# TO DO
Using the listing below, report all lines holding the word "DORRIDGE".

---+---

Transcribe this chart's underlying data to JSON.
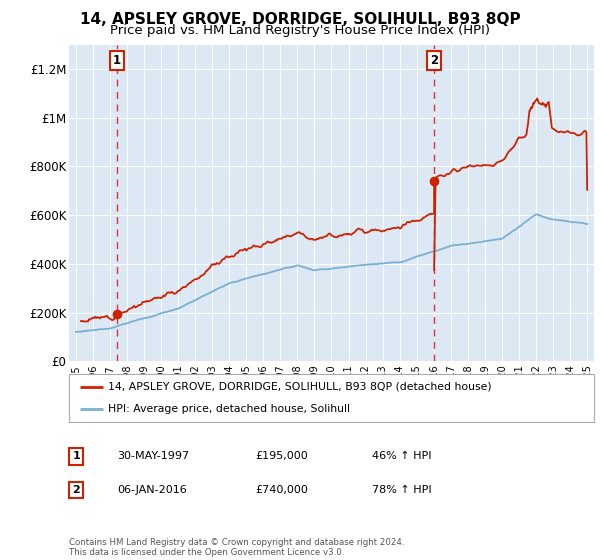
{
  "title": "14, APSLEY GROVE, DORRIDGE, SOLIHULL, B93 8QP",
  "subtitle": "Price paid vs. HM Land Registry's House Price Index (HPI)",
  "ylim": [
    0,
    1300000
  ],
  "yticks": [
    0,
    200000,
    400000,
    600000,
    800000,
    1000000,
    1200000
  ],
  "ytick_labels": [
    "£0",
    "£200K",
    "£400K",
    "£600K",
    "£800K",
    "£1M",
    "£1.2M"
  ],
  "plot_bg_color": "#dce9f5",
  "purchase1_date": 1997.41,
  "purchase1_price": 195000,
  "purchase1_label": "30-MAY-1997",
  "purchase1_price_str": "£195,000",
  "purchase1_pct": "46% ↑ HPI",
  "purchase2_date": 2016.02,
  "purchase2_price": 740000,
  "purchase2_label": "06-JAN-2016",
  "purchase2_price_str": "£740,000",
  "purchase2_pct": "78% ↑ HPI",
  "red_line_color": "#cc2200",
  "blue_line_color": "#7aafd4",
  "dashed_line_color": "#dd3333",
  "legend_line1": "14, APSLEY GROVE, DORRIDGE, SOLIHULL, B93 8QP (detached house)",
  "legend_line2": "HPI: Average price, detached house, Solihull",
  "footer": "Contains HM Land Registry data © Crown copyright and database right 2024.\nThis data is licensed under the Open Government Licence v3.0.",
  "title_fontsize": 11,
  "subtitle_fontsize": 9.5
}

---+---

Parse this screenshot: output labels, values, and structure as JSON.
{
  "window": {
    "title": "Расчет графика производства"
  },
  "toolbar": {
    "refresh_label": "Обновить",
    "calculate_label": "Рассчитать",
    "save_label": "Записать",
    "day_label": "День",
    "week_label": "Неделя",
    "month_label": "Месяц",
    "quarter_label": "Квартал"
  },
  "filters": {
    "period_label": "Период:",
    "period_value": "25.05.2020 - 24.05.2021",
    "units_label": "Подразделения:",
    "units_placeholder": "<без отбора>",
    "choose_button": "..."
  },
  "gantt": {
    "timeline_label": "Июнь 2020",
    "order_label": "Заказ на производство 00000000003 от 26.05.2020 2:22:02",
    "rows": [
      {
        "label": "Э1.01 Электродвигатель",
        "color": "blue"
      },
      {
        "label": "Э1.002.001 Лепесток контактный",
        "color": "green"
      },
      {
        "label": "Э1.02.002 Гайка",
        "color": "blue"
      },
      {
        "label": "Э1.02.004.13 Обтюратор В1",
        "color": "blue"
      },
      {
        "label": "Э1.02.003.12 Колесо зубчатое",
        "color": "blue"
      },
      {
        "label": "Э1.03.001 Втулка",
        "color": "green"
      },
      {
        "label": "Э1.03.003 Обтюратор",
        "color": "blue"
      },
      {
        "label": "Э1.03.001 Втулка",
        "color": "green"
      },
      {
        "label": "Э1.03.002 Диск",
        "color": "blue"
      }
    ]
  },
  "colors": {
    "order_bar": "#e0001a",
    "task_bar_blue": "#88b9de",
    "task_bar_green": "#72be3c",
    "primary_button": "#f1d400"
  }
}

---+---

# EXERCISE ANSWER
  "title": "14, APSLEY GROVE, DORRIDGE, SOLIHULL, B93 8QP",
  "legend_line1": "14, APSLEY GROVE, DORRIDGE, SOLIHULL, B93 8QP (detached house)",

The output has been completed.